TEXTE FOURNI —
---*---
À l’approche du scrutin, les sueurs froides de la reine du bal…


Sondages: Kamala ramollo
Atlanta, 19 octobre 2024 © CNP/NEWSCOM/SIPA

Et si Trump était finalement en train de remporter l’élection présidentielle américaine ? À 15 jours du vote, les sondeurs ne parviennent plus à départager les candidats. Harris apparait comme une candidate vague (dans son programme) et… sans vague (dans les intentions de vote).


Alors que la campagne touche à sa fin, Kamala Harris et Donald Trump sont au coude-à-coude dans les derniers sondages. Harris peine à redresser la barre dans les États-clés, tandis que Trump, porté par la fidélité de sa base et quelques succès inattendus, avance avec une étonnante sérénité. La perspective d’une surprise d’octobre ajoute à l’incertitude, mais ce scrutin se jouera probablement sur la capacité des candidats à saisir les dernières opportunités. Une chose est sûre: rien n’est encore joué.

La fin de la Kamalamania 

Kamala Harris a débuté sa campagne avec des attentes élevées, notamment après un débat jugé solide face à Donald Trump, où elle a su captiver l’audience et a surpris les observateurs. En septembre, un sondage CNN affirmait que 63% des téléspectateurs jugeaient qu’Harris avait remporté le débat face à Trump. Cependant, l’enthousiasme a rapidement faibli. Ses derniers discours et interventions médiatiques, loin de galvaniser, ont suscité des critiques. Ce fut le cas lors de son interview dans l’émission  60 minutes, où elle s’est montrée incapable de parler de sa politique d’immigration, ou lors de l’émission The View, où elle a ouvertement déclaré qu’elle aurait tout fait comme Biden. Le manque de clarté sur sa vision politique sur les questions de fond la décrédibilise face à un électorat qui attend des mesures fortes sur l’économie et l’immigration. Ajoutons à cela son absence de stratégie sur la politique internationale, notamment avec le conflit au Moyen-Orient. Bien que sa position mesurée sur Israël soit saluée par les modérés, elle déçoit une frange progressiste du Parti démocrate, qui demande l’arrêt du soutien inconditionnel à Netanyahou. Cet équilibre fragile entre différents courants du parti nuit à sa capacité à fédérer et séduire les indécis, à un moment où chaque voix compte.

Les sondages sont implacables : Harris perd du terrain dans les États-clés tels que le Michigan, la Pennsylvanie et le Wisconsin, ces mêmes États qui ont assuré la victoire de Joe Biden en 2020. Dans certaines enquêtes, Harris se retrouve désormais devancée par Donald Trump, une situation qui alarme les stratèges démocrates. En trois semaines, l’avance moyenne de Harris dans ces états du Blue Wall est passée de plus de deux points à moins d’un point. Le problème est double pour Harris. D’une part, elle ne parvient pas à séduire les indécis et  d’autre part son programme reste trop flou pour réellement capter l’attention d’un électorat qui ressent de la rage contre l’establishment ou de la méfiance à l’égard d’un système jugé fermé. Les démocrates, conscients de l’urgence, cherchent une stratégie de redressement, mais le temps est compté.
---*---
TÂCHES —
a) Recopiez tout le passage de l'article allant de « Alors que la » jusqu'à « n’est encore joué. ».
b) Indiquez, s'il vous plaît, si chacune de ces affirmations concorde avec l'article, en répondant par oui ou par non et en citant les mots décisifs de l'article : (i) un sondage CNN de septembre indiquait que 63 % des téléspectateurs estimaient qu'Harris avait remporté le débat ; (ii) en trois semaines, l'avance moyenne de Harris dans les États du Blue Wall a augmenté ; (iii) dans l'émission The View, Harris a déclaré qu'elle aurait agi autrement que Biden.
Les lignes qui viennent ensuite forment un matériau distinct de l'article.

LIGNES DE DONNÉES —
---*---
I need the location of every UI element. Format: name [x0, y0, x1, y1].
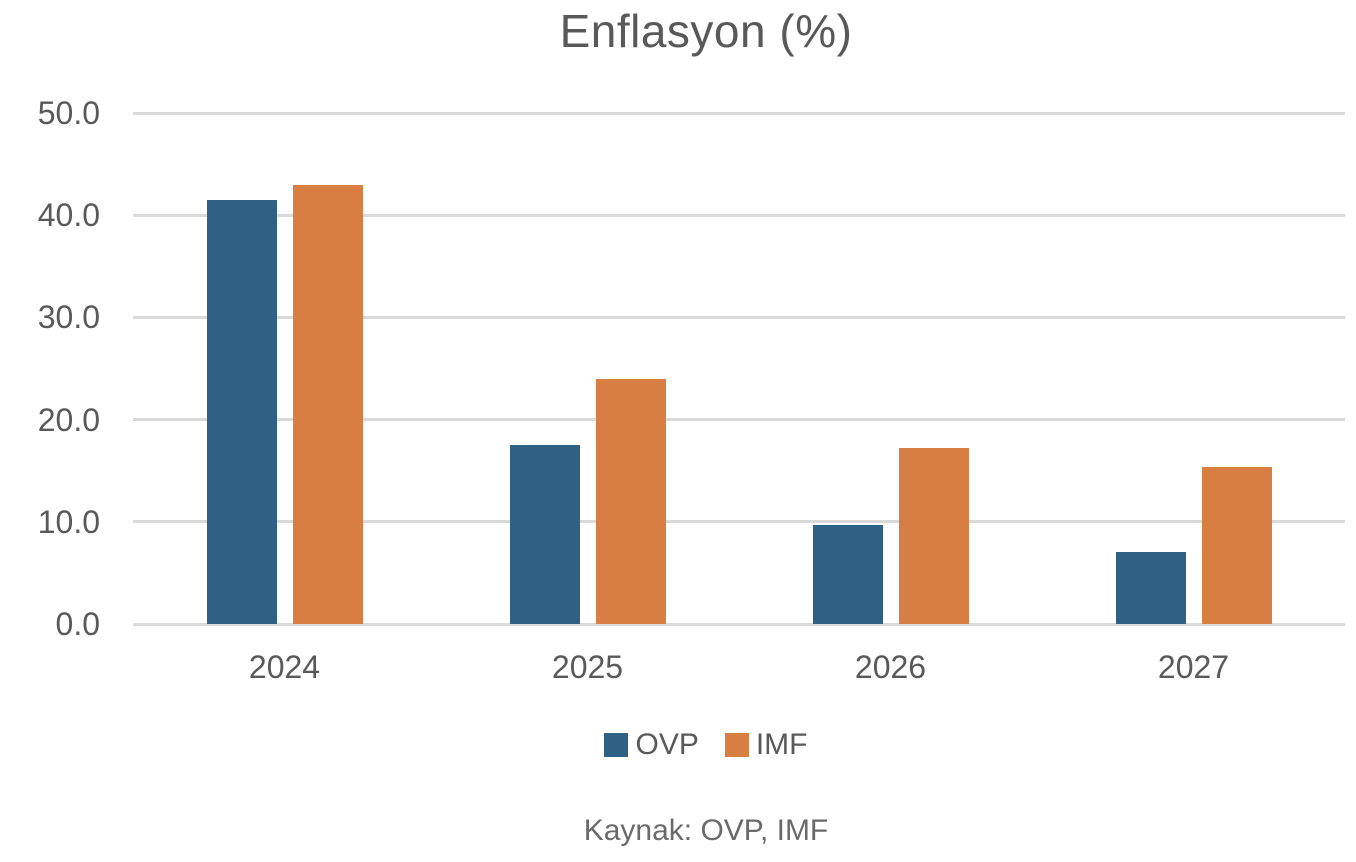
---*---
RÉPONSES PAR TÂCHE —
a)
Alors que la campagne touche à sa fin, Kamala Harris et Donald Trump sont au coude-à-coude dans les derniers sondages. Harris peine à redresser la barre dans les États-clés, tandis que Trump, porté par la fidélité de sa base et quelques succès inattendus, avance avec une étonnante sérénité. La perspective d’une surprise d’octobre ajoute à l’incertitude, mais ce scrutin se jouera probablement sur la capacité des candidats à saisir les dernières opportunités. Une chose est sûre: rien n’est encore joué.

b)
(i) Oui : « En septembre, un sondage CNN affirmait que 63% des téléspectateurs jugeaient qu’Harris avait remporté le débat face à Trump. »
(ii) Non : « En trois semaines, l’avance moyenne de Harris dans ces états du Blue Wall est passée de plus de deux points à moins d’un point. »
(iii) Non : « lors de l’émission The View, où elle a ouvertement déclaré qu’elle aurait tout fait comme Biden. »